> _PROMPT 1_:
Reproduce the records, starting at their first line and continuing through the line containing "phase-label-225: 225 [293,15,311,27]", with both of those lines included.

> _DOCUMENT_:
____

Bless the American university, that exemplar of pluralism. Was it a playful University of Pennsylvania scheduler who managed to assign to the same all-purpose Houston Hall over a few days in October both the annual good-vibes Penn Family Weekend and “Critical Refusals: The International Herbert Marcuse Society’s Fourth Biennial Conference“?

Not a few Penn dads and moms headed to the first event after parking their oversized SUV’s near hotel rooms going for sums that might reinvigorate Haiti. (Even the modestly accoutered Sheraton University City Hotel offered a “special rate” of only $309 a night.) On the Friday, options included the session “Caring From Afar: Helping Your Child Succeed at Penn,” or drop-in “Classes With Your Student.” Everyone from the LGBT Center to the Wharton School to the Leonard A. Lauder Career Center threw an Open House, and other offerings included facilities tours, a “Conversation With President Amy Gutmann,” comedy and musical performances, and opportunities to make family videos and learn the latest Google technology.

Then again, if there had been a mention in the Family Weekend material that Marcuse mania was taking place a few yards away, parents might have wandered toward Bodek Lounge: a capacious meeting space filled with adults their own age in flannel shirts and mussy gray hair rather than J. Crew and sharp haircuts, as well as an impressive group of young folks castable in next year’s sure-thing Hollywood film-ploitation of Occupy Wall Street (Michael Douglas as Mayor Bloomberg?). Bodek served as weekend home base for admirers, scholars, and ex-students of Herbert Marcuse (1898-1979), the Frankfurt School philosopher who, in the backhanded language of the Routledge Encyclopedia of Philosophy, “endured a brief moment of notoriety in the 1960s, when his best-known book, One-Dimensional Man (1964), was taken up by the mass media as the bible of the student revolts which shook most Western countries in that decade.”

____

> _EXCERPTED DATA_:
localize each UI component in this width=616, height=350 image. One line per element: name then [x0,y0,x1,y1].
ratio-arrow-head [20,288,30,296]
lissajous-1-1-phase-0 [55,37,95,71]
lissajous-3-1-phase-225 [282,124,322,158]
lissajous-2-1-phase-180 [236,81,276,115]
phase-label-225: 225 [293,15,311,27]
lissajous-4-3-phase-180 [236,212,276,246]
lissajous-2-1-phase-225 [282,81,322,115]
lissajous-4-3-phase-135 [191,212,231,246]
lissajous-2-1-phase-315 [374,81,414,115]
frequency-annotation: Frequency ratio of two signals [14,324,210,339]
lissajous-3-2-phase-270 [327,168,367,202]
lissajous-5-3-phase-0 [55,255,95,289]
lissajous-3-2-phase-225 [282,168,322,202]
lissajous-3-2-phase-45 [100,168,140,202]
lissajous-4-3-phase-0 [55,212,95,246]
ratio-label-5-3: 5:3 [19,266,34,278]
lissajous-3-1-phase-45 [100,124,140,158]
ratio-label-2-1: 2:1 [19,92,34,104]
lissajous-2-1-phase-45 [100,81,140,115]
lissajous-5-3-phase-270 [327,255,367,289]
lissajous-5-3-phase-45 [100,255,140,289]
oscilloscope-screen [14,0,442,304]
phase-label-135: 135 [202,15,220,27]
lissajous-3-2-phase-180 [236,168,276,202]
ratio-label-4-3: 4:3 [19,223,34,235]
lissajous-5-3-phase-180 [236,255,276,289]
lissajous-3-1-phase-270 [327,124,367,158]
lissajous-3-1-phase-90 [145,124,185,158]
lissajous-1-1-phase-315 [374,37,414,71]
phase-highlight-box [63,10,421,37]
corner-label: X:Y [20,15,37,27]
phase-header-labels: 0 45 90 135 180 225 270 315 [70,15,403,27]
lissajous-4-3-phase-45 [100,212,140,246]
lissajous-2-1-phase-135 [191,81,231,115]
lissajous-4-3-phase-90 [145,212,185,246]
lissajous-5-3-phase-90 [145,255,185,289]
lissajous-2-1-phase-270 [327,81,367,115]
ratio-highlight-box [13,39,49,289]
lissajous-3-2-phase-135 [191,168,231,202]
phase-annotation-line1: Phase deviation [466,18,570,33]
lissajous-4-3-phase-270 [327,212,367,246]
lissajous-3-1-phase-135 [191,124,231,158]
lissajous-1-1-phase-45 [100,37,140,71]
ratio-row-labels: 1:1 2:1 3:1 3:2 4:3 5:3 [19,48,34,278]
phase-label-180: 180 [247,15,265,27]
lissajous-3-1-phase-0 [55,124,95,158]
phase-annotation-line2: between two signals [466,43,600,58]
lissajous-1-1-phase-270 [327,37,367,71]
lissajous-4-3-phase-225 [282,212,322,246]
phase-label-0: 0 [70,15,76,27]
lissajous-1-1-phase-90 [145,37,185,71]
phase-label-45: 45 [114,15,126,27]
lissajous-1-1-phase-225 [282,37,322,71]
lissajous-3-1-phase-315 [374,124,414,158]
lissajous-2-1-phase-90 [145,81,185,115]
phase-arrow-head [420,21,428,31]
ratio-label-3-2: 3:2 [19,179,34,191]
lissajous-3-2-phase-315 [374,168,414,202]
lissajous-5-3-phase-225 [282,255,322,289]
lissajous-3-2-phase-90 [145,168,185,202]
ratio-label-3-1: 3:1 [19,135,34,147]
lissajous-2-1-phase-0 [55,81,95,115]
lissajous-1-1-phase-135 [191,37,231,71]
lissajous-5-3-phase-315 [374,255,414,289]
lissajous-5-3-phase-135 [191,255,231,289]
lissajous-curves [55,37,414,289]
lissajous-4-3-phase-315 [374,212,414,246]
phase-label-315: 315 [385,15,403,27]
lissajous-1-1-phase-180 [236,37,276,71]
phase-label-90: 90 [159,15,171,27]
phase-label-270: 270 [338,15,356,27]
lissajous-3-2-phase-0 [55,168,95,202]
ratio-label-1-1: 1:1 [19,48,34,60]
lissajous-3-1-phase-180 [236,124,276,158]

____

> _PROMPT 2_:
Answer these questions from the passage about the Marcuse conference at Penn:
(a) What nightly "special rate" did the Sheraton University City Hotel offer?
(b) Which meeting space served as weekend home base for the Marcuse admirers?
(c) What book does the quoted encyclopedia call Marcuse's best-known?

> _WORKED ANSWER 1_:
localize each UI component in this width=616, height=350 image. One line per element: name then [x0,y0,x1,y1].
ratio-arrow-head [20,288,30,296]
lissajous-1-1-phase-0 [55,37,95,71]
lissajous-3-1-phase-225 [282,124,322,158]
lissajous-2-1-phase-180 [236,81,276,115]
phase-label-225: 225 [293,15,311,27]

> _WORKED ANSWER 2_:
(a) $309 a night
(b) Bodek Lounge
(c) One-Dimensional Man (1964)